STATED TASK = Reproduce all lines of the listing below in which the word "window" occurs.
** Start of MATERIAL FOR THIS TASK **
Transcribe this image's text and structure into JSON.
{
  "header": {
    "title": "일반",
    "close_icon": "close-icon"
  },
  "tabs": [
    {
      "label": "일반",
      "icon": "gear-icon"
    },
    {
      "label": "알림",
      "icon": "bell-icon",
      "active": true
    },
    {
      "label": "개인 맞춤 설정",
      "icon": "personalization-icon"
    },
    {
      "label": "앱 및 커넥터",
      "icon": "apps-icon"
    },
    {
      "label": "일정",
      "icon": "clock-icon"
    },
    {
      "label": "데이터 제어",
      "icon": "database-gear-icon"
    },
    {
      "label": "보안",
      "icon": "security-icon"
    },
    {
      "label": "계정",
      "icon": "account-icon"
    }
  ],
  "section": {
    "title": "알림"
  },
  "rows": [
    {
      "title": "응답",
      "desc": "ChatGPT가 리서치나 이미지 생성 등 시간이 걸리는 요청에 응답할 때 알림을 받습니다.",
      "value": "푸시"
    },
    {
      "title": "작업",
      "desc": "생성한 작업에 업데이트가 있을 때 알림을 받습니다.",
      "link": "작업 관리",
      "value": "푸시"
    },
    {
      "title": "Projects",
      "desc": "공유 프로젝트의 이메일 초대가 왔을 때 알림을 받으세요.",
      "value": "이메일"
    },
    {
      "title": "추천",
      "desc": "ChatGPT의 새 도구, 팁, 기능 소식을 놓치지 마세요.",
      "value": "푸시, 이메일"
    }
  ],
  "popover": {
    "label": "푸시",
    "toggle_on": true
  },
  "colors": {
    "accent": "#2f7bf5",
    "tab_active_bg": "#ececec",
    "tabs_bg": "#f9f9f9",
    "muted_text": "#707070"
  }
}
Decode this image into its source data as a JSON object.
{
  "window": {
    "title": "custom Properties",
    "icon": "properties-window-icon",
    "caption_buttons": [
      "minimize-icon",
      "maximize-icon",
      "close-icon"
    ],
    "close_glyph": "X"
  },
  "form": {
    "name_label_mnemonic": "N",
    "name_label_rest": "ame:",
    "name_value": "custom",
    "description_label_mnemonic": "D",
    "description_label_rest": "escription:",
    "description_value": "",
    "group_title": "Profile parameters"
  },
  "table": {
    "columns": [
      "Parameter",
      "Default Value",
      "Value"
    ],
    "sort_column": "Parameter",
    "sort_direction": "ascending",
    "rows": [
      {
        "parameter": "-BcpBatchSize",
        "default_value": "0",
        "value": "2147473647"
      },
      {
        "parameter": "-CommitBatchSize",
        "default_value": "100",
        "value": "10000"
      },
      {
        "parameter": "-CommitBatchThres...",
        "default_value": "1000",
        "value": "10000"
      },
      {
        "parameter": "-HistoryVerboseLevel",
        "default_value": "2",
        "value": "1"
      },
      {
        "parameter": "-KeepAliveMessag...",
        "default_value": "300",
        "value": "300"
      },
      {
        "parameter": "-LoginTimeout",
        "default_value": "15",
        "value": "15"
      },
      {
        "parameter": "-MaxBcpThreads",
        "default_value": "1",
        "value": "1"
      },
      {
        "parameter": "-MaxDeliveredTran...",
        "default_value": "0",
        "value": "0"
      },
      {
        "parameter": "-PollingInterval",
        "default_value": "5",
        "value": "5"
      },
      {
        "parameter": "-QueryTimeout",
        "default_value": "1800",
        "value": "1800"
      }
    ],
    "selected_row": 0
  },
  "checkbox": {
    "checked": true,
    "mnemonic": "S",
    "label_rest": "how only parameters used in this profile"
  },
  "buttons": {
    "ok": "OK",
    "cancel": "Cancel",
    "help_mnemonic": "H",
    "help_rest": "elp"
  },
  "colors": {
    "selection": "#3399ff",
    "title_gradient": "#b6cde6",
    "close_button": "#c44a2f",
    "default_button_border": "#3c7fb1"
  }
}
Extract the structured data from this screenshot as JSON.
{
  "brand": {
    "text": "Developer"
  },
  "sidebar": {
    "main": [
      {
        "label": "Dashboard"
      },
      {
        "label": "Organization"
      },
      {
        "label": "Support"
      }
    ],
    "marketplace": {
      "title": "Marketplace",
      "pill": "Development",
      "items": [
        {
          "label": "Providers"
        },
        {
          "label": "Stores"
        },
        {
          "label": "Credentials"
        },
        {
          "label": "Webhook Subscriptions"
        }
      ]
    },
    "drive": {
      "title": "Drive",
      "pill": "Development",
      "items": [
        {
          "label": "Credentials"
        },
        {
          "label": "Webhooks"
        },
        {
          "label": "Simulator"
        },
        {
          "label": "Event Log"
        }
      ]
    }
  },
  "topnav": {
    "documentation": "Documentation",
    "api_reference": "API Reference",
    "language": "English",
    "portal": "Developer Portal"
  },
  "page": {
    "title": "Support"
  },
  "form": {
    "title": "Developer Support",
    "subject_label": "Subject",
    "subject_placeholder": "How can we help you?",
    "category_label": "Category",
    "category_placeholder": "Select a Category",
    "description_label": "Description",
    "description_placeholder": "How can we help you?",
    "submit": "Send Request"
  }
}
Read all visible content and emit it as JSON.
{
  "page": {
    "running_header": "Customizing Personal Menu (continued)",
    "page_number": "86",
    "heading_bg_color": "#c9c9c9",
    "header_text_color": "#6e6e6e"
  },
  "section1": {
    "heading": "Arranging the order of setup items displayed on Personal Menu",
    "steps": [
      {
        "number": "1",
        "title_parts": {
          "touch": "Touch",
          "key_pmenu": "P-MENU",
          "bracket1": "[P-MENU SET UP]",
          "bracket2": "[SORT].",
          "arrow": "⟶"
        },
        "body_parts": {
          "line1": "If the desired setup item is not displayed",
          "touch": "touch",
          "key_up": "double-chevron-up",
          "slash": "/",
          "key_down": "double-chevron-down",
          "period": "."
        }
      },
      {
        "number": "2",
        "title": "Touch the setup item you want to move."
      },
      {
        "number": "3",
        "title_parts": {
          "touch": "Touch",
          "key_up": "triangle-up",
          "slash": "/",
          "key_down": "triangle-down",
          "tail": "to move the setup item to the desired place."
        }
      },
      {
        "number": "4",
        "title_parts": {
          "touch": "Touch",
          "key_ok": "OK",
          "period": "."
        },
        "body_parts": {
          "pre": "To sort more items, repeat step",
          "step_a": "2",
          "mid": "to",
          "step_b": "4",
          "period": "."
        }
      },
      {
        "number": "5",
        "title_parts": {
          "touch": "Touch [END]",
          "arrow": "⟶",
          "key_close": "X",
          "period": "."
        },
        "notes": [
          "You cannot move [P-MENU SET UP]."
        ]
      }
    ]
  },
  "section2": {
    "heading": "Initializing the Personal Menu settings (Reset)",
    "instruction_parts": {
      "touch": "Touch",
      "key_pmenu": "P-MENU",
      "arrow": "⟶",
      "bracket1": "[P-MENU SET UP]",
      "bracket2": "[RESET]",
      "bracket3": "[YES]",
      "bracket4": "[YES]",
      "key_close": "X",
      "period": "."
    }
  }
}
** End of MATERIAL FOR THIS TASK **
ANSWER TO THE EXERCISE =
  "window": {
    "icon": "properties-window-icon",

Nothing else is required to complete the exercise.